◆ Liste des consignes ◆
A. Donnez les prénoms de toutes les personnes qui écrivent un commentaire dans le texte à lire.
B. Répondez aux questions suivantes à partir du texte à lire.
(i) Quel métier Gen dit-elle avoir ?
(ii) Combien de bacs Valérie dit-elle avoir faits, et en combien de temps ?
(iii) Avec la hausse, jusqu'où Valérie dit-elle qu'elle étudierait ?

Voici de quoi s'inspirer: http://www.choix-realite.org/5982/la-revolution-islandaise

Gen a dit…

@Max : Euh, c'est ptêt aussi bien que tu aies résumé : c'est un blogue ici! lol! Pas un forum de dissertation! ;)

Évidemment qu'il faudrait remplacer la triade de partis du grand capital, mais les options alternatives ne sont pas fameuse. Ce serait très bien une coalition des partis verts et de gauche. Sauf qu'en l'état actuel des mécanismes électoraux, ce serait fort surprenant.

Max a dit…

Ouais, ben tant qu'on pousse pas pour changer, ça changera pas :P Le statu quo n'est plus une option.

Gen a dit…

@Max : Euh, s'cuse-moi, mais de un, je suis historienne, j'suis un ti peu au courant de la chronologie des événements (et mes lecteurs aussi, tsé certains étaient déjà nés en 1970! lol!). De deux, l'exemple scandinave, c'est bon, on commence à le connaître. De trois, disons que tu ramènes des arguments qui ne sont pas neufs ici.

Allez, on respire par le nez. ;) Je comprends que tu te sens impliqué, mais là c'est quasiment du spam ton affaire.

Max a dit…

Je voulais juste m'assurer de pas paraître "chialeux" sans justification ;)

Gen a dit…

@Max : Ben... tu as malheureusement juste l'air du gars qui vient de débarquer ici et qui a jamais lu mes autres billets! lol! C'est pas un crime, mais ça appelait une mise au point. ;) Tous les arguments sont connus. Et la constatation qu'on est dans une impasse aussi.

Alors on attend et on voit venir. D'ici à ce qu'il y ait des élections, mon instinct d'historienne me dit que des choses vont bouger... et je suis pas trop loin de la plaque à date! ;p

Max a dit…

Ouin, en y repensant j'ai effectivement dû avoir l'air de juste débarquer de nulle part. Pendant un instant, la frontière entre FB et ton blogue s'est dissipée dans mon esprit, confondant les deux, et, bon... Bref, je te présente toutes mes excuses! :)

Gen a dit…

@Max : Pas de trouble ;) Ça fait plaisir de voir qu'on est du même bord dans le combat qui se déroule, faut juste rester un peu zen ;)

Valérie a dit…

Magnifique chronique! S'il faut supprimer tous les diplômes qui ne "valent rien" après, c'est-à-dire qui ne sont pas "monnayables", ça voudra dire qu'on renonce aux Mozart et aux Victor Hugo de ce monde. Alors qu'on fait tant d'argent avec leurs oeuvres maintenant!

Je suis comme toi. J'ai fait deux bacs (en même temps, en trois ans et demi) "pas payants", et en m'endettant en plus. Disons que j'ai fait ma maîtrise sans m'endetter, ça a trop de conséquences!

Avec la hausse, c'est pas compliqué, je n'étudierais pas plus loin que le cégep.

Gen a dit…

@Valérie : Hep, les diplômes "pas payants" finissent toujours par être rentables à long terme. Mais le long terme et notre société se sont pas souvent rencontrés...

Cela dit, certaines techniques sont intéressantes, alors comme elles sont moins chers, moi aussi dans les conditions actuelles, c'est vers ça que je me dirigerais.

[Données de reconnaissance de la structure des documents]
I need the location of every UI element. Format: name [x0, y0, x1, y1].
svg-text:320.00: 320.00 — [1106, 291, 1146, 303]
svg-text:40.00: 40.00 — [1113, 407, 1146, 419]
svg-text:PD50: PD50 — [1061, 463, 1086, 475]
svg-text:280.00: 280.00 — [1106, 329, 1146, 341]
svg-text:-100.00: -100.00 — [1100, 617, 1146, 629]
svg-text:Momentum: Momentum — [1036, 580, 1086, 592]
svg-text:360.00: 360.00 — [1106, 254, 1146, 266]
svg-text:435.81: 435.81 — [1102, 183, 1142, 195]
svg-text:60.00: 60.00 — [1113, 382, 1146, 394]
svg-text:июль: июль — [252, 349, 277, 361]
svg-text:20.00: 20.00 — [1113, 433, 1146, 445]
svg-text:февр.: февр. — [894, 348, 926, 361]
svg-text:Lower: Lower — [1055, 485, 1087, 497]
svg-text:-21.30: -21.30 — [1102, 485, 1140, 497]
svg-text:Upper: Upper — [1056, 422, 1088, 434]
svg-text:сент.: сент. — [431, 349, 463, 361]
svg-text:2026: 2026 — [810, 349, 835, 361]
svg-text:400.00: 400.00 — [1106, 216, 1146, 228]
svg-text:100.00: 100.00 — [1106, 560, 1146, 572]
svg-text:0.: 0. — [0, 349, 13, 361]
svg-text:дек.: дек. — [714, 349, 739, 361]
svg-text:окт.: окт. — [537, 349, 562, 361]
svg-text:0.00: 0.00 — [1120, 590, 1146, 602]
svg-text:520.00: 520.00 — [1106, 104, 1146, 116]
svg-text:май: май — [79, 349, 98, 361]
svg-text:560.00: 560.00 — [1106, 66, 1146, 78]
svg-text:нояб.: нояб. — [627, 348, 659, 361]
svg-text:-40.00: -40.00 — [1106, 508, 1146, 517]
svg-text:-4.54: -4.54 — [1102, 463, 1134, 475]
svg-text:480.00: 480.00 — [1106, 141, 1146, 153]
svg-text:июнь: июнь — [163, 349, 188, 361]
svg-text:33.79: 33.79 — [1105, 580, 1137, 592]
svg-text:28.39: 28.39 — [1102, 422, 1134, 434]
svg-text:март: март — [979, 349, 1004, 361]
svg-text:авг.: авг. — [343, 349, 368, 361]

◆ Réponses dans l'ordre ◆
A. Gen, Max, Valérie

B.
(i) Historienne.
(ii) Deux bacs, en trois ans et demi.
(iii) Pas plus loin que le cégep.